- [PROBLEM SET]
1. Echo the GlobeSailor article between "In December 2021, GlobeSailor" and "through sailing experiences.", inclusive.
2. Using the GlobeSailor article, explain what the company's launch of its travel agency on 7 March 2017 made possible for travelers.
====== TEXT SEGMENT
GlobeSailor
- Company type: Private
- Industry: Yacht charter, Travel, Tourism
- Founded: 25 June 2010
- Founders: Olivier Albahary, Evgueni Kocheliaev
- Headquarters: 2 rue Dulong, 75017 Paris, France
- Area served: Worldwide
- Website: www.theglobesailor.com

= GlobeSailor =

Yacht charter and cruise booking website

GlobeSailor is a European yacht charter, cruise comparison and booking platform and online agency.

== History ==
GlobeSailor was founded in Paris, France, in 2010. On 3 June 2010, the company received its first seed investment of €200,000 from Paris Business Angels. On 7 March 2017, GlobeSailor launched its travel agency, becoming the first agency dedicated to yachting and sailing charters. This expansion enabled travelers to book additional sailing-related services alongside yacht rentals.

On 24 October 2017, the company raised €800,000 in a second round of funding, replacing Paris Business Angels with France Investissement Tourisme (BPI). On 5 August 2018, GlobeSailor was recognized as a lauréat by Réseau Entreprendre Paris, and was elected "Boat Rental Company of the Year 2018" by Voile et Moteur.

In December 2021, GlobeSailor acquired its competitor CoolSailing (part of the Skiset), a specialist in yacht and catamaran charters, with or without a skipper, across more than 80 destinations. CoolSailing has been active in the French market for 20 years.

From 2023, the company donates €2 per booking to Surfrider Foundation Europe, specifically for the Échappée Bleue project, which educates disadvantaged youth about environmental conservation through sailing experiences.

GlobeSailor provides access to more than 800 charter operators in 180 international destinations.

Corriere Italiano named GlobeSailor a world leader in its segment.

Yacht.de, a biweekly, German-language magazine, reported that in 2023, GlobeSailor analyzed the booking behavior of 6,200 customers, revealing notable trends in the charter market.

It is also a sponsor of La Ruta de la Sal regatta in the Mediterranean.
============
====== ENTRIES SUPPLIED
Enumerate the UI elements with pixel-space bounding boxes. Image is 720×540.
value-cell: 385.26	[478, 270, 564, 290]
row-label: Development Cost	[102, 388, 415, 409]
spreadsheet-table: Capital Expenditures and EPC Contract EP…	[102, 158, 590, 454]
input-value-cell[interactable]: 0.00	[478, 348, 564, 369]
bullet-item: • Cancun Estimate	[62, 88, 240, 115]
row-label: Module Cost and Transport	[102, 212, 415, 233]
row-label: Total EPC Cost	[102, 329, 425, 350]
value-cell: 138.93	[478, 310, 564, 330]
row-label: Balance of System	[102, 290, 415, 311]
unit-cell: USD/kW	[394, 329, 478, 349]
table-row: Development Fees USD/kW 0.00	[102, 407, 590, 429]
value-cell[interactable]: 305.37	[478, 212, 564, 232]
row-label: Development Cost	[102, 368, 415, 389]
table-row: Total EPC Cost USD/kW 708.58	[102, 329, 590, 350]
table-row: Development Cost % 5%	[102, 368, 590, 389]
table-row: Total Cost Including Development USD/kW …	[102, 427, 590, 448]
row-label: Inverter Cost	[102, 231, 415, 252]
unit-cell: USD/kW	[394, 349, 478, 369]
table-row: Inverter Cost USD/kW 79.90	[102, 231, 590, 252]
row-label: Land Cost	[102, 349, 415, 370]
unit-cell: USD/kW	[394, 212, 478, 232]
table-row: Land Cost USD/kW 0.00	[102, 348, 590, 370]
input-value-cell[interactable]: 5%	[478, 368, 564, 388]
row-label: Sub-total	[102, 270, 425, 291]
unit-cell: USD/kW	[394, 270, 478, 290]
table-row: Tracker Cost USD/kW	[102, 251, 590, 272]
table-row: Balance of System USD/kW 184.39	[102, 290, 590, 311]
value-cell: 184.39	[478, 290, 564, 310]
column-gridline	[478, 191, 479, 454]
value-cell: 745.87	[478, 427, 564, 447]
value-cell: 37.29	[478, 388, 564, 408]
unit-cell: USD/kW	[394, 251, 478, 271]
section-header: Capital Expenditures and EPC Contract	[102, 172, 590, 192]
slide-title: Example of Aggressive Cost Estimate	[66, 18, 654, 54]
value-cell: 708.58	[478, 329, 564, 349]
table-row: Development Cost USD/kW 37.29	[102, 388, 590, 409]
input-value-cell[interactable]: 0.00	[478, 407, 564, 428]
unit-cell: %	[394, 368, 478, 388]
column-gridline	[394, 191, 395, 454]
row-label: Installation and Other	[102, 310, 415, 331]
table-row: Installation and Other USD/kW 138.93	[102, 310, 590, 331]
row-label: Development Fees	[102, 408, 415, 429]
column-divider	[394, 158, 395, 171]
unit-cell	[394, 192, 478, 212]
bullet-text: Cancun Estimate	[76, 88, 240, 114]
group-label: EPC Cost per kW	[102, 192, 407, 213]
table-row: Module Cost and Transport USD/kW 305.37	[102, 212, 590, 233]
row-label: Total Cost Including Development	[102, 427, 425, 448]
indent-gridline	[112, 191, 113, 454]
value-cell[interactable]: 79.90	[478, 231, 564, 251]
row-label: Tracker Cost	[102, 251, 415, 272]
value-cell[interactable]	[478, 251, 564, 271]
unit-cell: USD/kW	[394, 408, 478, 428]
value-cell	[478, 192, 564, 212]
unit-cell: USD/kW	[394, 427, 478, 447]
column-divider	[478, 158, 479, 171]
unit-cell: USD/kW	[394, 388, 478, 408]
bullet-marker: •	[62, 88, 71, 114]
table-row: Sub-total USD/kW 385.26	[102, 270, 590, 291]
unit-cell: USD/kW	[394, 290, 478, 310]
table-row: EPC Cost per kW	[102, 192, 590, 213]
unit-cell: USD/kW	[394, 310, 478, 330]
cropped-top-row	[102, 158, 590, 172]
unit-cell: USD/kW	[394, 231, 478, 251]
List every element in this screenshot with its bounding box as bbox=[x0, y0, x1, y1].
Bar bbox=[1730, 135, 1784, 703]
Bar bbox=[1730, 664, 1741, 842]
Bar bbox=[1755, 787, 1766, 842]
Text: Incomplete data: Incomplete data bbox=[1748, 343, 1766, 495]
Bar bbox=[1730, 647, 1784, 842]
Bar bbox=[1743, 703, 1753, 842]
============
- [EXERCISE RESULTS]
1.
In December 2021, GlobeSailor acquired its competitor CoolSailing (part of the Skiset), a specialist in yacht and catamaran charters, with or without a skipper, across more than 80 destinations. CoolSailing has been active in the French market for 20 years.

From 2023, the company donates €2 per booking to Surfrider Foundation Europe, specifically for the Échappée Bleue project, which educates disadvantaged youth about environmental conservation through sailing experiences.

2. On 7 March 2017, GlobeSailor launched its travel agency, the first agency dedicated to yachting and sailing charters. The article says this expansion let travelers book additional sailing-related services alongside their yacht rentals.